-------- Bloco de texto --------
Nesse contexto, percebemos que o ensino de língua materna só será eficaz para o
educando se lhe for útil em suas interações linguístico-cotidianas.
Acredito que nossa pretensão em pesquisar sobre sociolinguística e ensino será
relevante para o nosso aprendizado enquanto estudiosos da língua, assim como para melhoria
do ensino de Língua Portuguesa, despertando nos graduandos de Letras e professores de
Língua Portuguesa – possíveis leitores deste trabalho – o interesse pelo tema e a consciência
da importância do trabalho acerca da Variação Linguística com seus alunos.
-------- Material fornecido --------
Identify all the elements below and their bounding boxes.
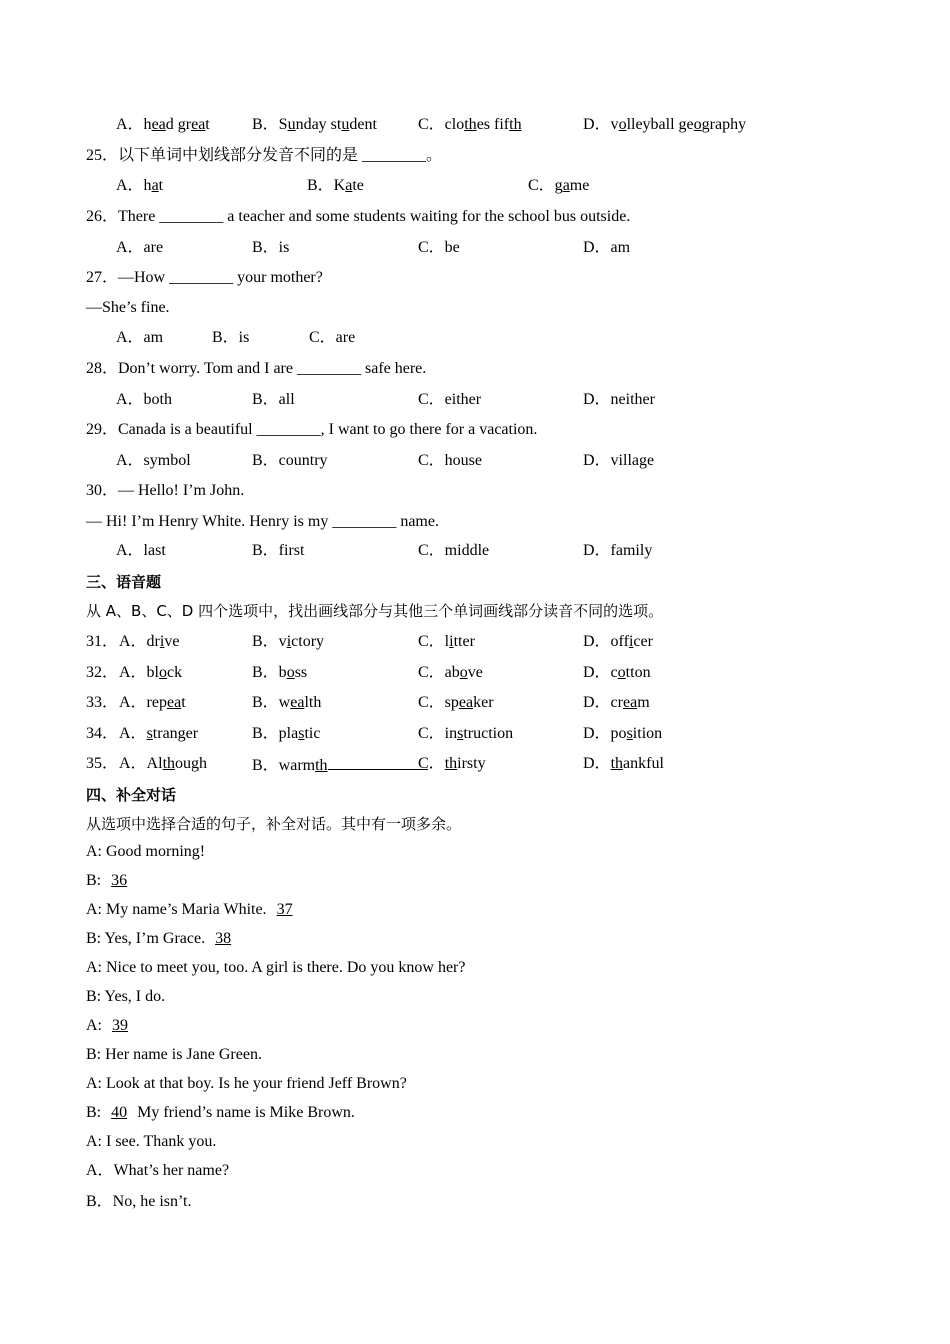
--------
### Objetivo
Segundo o bloco de texto, em que condição o ensino de língua materna será eficaz para o educando?

### Tarefa concluída
Só será eficaz se lhe for útil em suas interações linguístico-cotidianas.